+++ Provided data +++

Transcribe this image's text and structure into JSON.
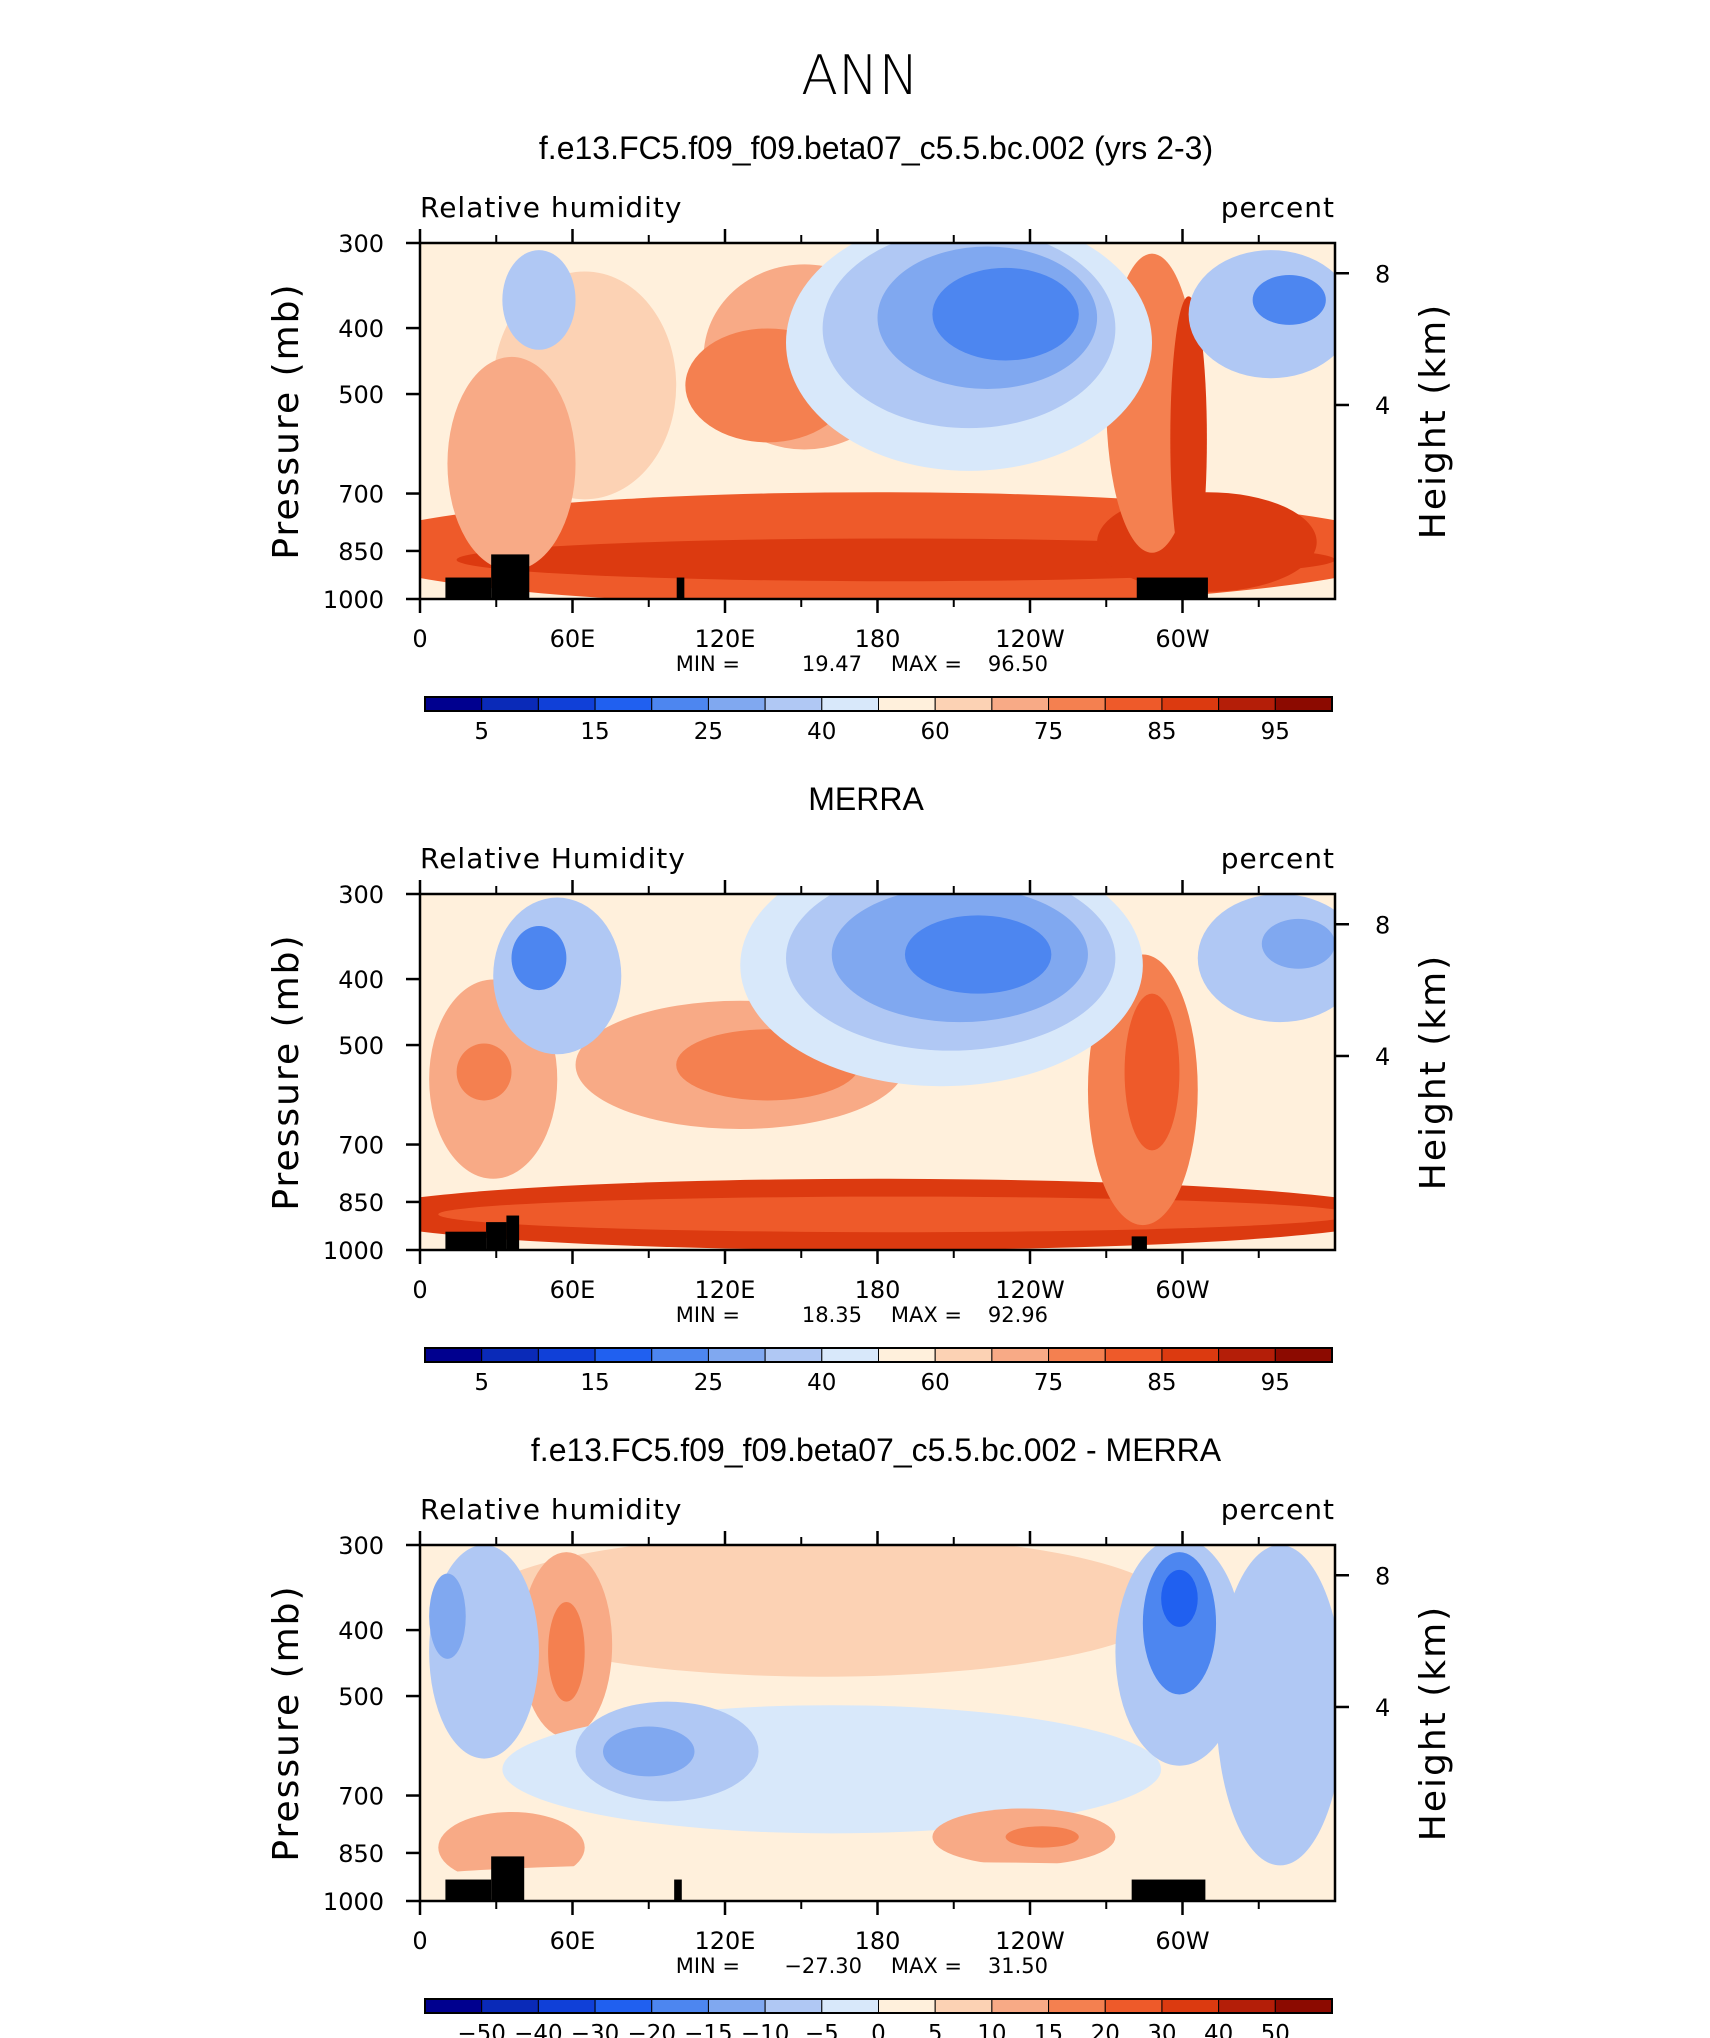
{
  "page_title": "ANN",
  "chart_data": [
    {
      "type": "heatmap",
      "title": "f.e13.FC5.f09_f09.beta07_c5.5.bc.002 (yrs 2-3)",
      "left_label": "Relative humidity",
      "right_label": "percent",
      "ylabel": "Pressure (mb)",
      "ylabel_right": "Height (km)",
      "x_ticks": [
        "0",
        "60E",
        "120E",
        "180",
        "120W",
        "60W"
      ],
      "y_ticks": [
        "300",
        "400",
        "500",
        "700",
        "850",
        "1000"
      ],
      "y_ticks_right": [
        "8",
        "4"
      ],
      "stats": {
        "min_label": "MIN =",
        "min": "19.47",
        "max_label": "MAX =",
        "max": "96.50"
      },
      "colorbar_labels": [
        "5",
        "15",
        "25",
        "40",
        "60",
        "75",
        "85",
        "95"
      ],
      "colorbar_colors": [
        "#00008f",
        "#0a2ab8",
        "#1040d8",
        "#2060f0",
        "#4d86f0",
        "#80a8f0",
        "#b0c8f4",
        "#d8e8fa",
        "#fff0dc",
        "#fcd2b4",
        "#f8aa86",
        "#f48050",
        "#ee5a2a",
        "#dc3a10",
        "#b41e08",
        "#8c0a00"
      ],
      "land_blocks": [
        {
          "lon": [
            10,
            28
          ],
          "p_top": 930
        },
        {
          "lon": [
            28,
            43
          ],
          "p_top": 860
        },
        {
          "lon": [
            35,
            41
          ],
          "p_top": 930
        },
        {
          "lon": [
            101,
            104
          ],
          "p_top": 930
        },
        {
          "lon": [
            282,
            310
          ],
          "p_top": 930
        }
      ]
    },
    {
      "type": "heatmap",
      "title": "MERRA",
      "left_label": "Relative Humidity",
      "right_label": "percent",
      "ylabel": "Pressure (mb)",
      "ylabel_right": "Height (km)",
      "x_ticks": [
        "0",
        "60E",
        "120E",
        "180",
        "120W",
        "60W"
      ],
      "y_ticks": [
        "300",
        "400",
        "500",
        "700",
        "850",
        "1000"
      ],
      "y_ticks_right": [
        "8",
        "4"
      ],
      "stats": {
        "min_label": "MIN =",
        "min": "18.35",
        "max_label": "MAX =",
        "max": "92.96"
      },
      "colorbar_labels": [
        "5",
        "15",
        "25",
        "40",
        "60",
        "75",
        "85",
        "95"
      ],
      "colorbar_colors": [
        "#00008f",
        "#0a2ab8",
        "#1040d8",
        "#2060f0",
        "#4d86f0",
        "#80a8f0",
        "#b0c8f4",
        "#d8e8fa",
        "#fff0dc",
        "#fcd2b4",
        "#f8aa86",
        "#f48050",
        "#ee5a2a",
        "#dc3a10",
        "#b41e08",
        "#8c0a00"
      ],
      "land_blocks": [
        {
          "lon": [
            10,
            26
          ],
          "p_top": 940
        },
        {
          "lon": [
            26,
            34
          ],
          "p_top": 910
        },
        {
          "lon": [
            34,
            39
          ],
          "p_top": 890
        },
        {
          "lon": [
            280,
            286
          ],
          "p_top": 955
        }
      ]
    },
    {
      "type": "heatmap",
      "title": "f.e13.FC5.f09_f09.beta07_c5.5.bc.002 - MERRA",
      "left_label": "Relative humidity",
      "right_label": "percent",
      "ylabel": "Pressure (mb)",
      "ylabel_right": "Height (km)",
      "x_ticks": [
        "0",
        "60E",
        "120E",
        "180",
        "120W",
        "60W"
      ],
      "y_ticks": [
        "300",
        "400",
        "500",
        "700",
        "850",
        "1000"
      ],
      "y_ticks_right": [
        "8",
        "4"
      ],
      "stats": {
        "min_label": "MIN =",
        "min": "−27.30",
        "max_label": "MAX =",
        "max": "31.50"
      },
      "colorbar_labels": [
        "−50",
        "−40",
        "−30",
        "−20",
        "−15",
        "−10",
        "−5",
        "0",
        "5",
        "10",
        "15",
        "20",
        "30",
        "40",
        "50"
      ],
      "colorbar_colors": [
        "#00008f",
        "#0a2ab8",
        "#1040d8",
        "#2060f0",
        "#4d86f0",
        "#80a8f0",
        "#b0c8f4",
        "#d8e8fa",
        "#fff0dc",
        "#fcd2b4",
        "#f8aa86",
        "#f48050",
        "#ee5a2a",
        "#dc3a10",
        "#b41e08",
        "#8c0a00"
      ],
      "land_blocks": [
        {
          "lon": [
            10,
            28
          ],
          "p_top": 930
        },
        {
          "lon": [
            28,
            41
          ],
          "p_top": 860
        },
        {
          "lon": [
            100,
            103
          ],
          "p_top": 930
        },
        {
          "lon": [
            280,
            309
          ],
          "p_top": 930
        }
      ]
    }
  ]
}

+++

* _What is expected_: Write out the entries again, exactly as given, skipping any images.

* _Output below_:
Transcribe this image's text and structure into JSON.
{
  "page_title": "ANN",
  "chart_data": [
    {
      "type": "heatmap",
      "title": "f.e13.FC5.f09_f09.beta07_c5.5.bc.002 (yrs 2-3)",
      "left_label": "Relative humidity",
      "right_label": "percent",
      "ylabel": "Pressure (mb)",
      "ylabel_right": "Height (km)",
      "x_ticks": [
        "0",
        "60E",
        "120E",
        "180",
        "120W",
        "60W"
      ],
      "y_ticks": [
        "300",
        "400",
        "500",
        "700",
        "850",
        "1000"
      ],
      "y_ticks_right": [
        "8",
        "4"
      ],
      "stats": {
        "min_label": "MIN =",
        "min": "19.47",
        "max_label": "MAX =",
        "max": "96.50"
      },
      "colorbar_labels": [
        "5",
        "15",
        "25",
        "40",
        "60",
        "75",
        "85",
        "95"
      ],
      "colorbar_colors": [
        "#00008f",
        "#0a2ab8",
        "#1040d8",
        "#2060f0",
        "#4d86f0",
        "#80a8f0",
        "#b0c8f4",
        "#d8e8fa",
        "#fff0dc",
        "#fcd2b4",
        "#f8aa86",
        "#f48050",
        "#ee5a2a",
        "#dc3a10",
        "#b41e08",
        "#8c0a00"
      ],
      "land_blocks": [
        {
          "lon": [
            10,
            28
          ],
          "p_top": 930
        },
        {
          "lon": [
            28,
            43
          ],
          "p_top": 860
        },
        {
          "lon": [
            35,
            41
          ],
          "p_top": 930
        },
        {
          "lon": [
            101,
            104
          ],
          "p_top": 930
        },
        {
          "lon": [
            282,
            310
          ],
          "p_top": 930
        }
      ]
    },
    {
      "type": "heatmap",
      "title": "MERRA",
      "left_label": "Relative Humidity",
      "right_label": "percent",
      "ylabel": "Pressure (mb)",
      "ylabel_right": "Height (km)",
      "x_ticks": [
        "0",
        "60E",
        "120E",
        "180",
        "120W",
        "60W"
      ],
      "y_ticks": [
        "300",
        "400",
        "500",
        "700",
        "850",
        "1000"
      ],
      "y_ticks_right": [
        "8",
        "4"
      ],
      "stats": {
        "min_label": "MIN =",
        "min": "18.35",
        "max_label": "MAX =",
        "max": "92.96"
      },
      "colorbar_labels": [
        "5",
        "15",
        "25",
        "40",
        "60",
        "75",
        "85",
        "95"
      ],
      "colorbar_colors": [
        "#00008f",
        "#0a2ab8",
        "#1040d8",
        "#2060f0",
        "#4d86f0",
        "#80a8f0",
        "#b0c8f4",
        "#d8e8fa",
        "#fff0dc",
        "#fcd2b4",
        "#f8aa86",
        "#f48050",
        "#ee5a2a",
        "#dc3a10",
        "#b41e08",
        "#8c0a00"
      ],
      "land_blocks": [
        {
          "lon": [
            10,
            26
          ],
          "p_top": 940
        },
        {
          "lon": [
            26,
            34
          ],
          "p_top": 910
        },
        {
          "lon": [
            34,
            39
          ],
          "p_top": 890
        },
        {
          "lon": [
            280,
            286
          ],
          "p_top": 955
        }
      ]
    },
    {
      "type": "heatmap",
      "title": "f.e13.FC5.f09_f09.beta07_c5.5.bc.002 - MERRA",
      "left_label": "Relative humidity",
      "right_label": "percent",
      "ylabel": "Pressure (mb)",
      "ylabel_right": "Height (km)",
      "x_ticks": [
        "0",
        "60E",
        "120E",
        "180",
        "120W",
        "60W"
      ],
      "y_ticks": [
        "300",
        "400",
        "500",
        "700",
        "850",
        "1000"
      ],
      "y_ticks_right": [
        "8",
        "4"
      ],
      "stats": {
        "min_label": "MIN =",
        "min": "−27.30",
        "max_label": "MAX =",
        "max": "31.50"
      },
      "colorbar_labels": [
        "−50",
        "−40",
        "−30",
        "−20",
        "−15",
        "−10",
        "−5",
        "0",
        "5",
        "10",
        "15",
        "20",
        "30",
        "40",
        "50"
      ],
      "colorbar_colors": [
        "#00008f",
        "#0a2ab8",
        "#1040d8",
        "#2060f0",
        "#4d86f0",
        "#80a8f0",
        "#b0c8f4",
        "#d8e8fa",
        "#fff0dc",
        "#fcd2b4",
        "#f8aa86",
        "#f48050",
        "#ee5a2a",
        "#dc3a10",
        "#b41e08",
        "#8c0a00"
      ],
      "land_blocks": [
        {
          "lon": [
            10,
            28
          ],
          "p_top": 930
        },
        {
          "lon": [
            28,
            41
          ],
          "p_top": 860
        },
        {
          "lon": [
            100,
            103
          ],
          "p_top": 930
        },
        {
          "lon": [
            280,
            309
          ],
          "p_top": 930
        }
      ]
    }
  ]
}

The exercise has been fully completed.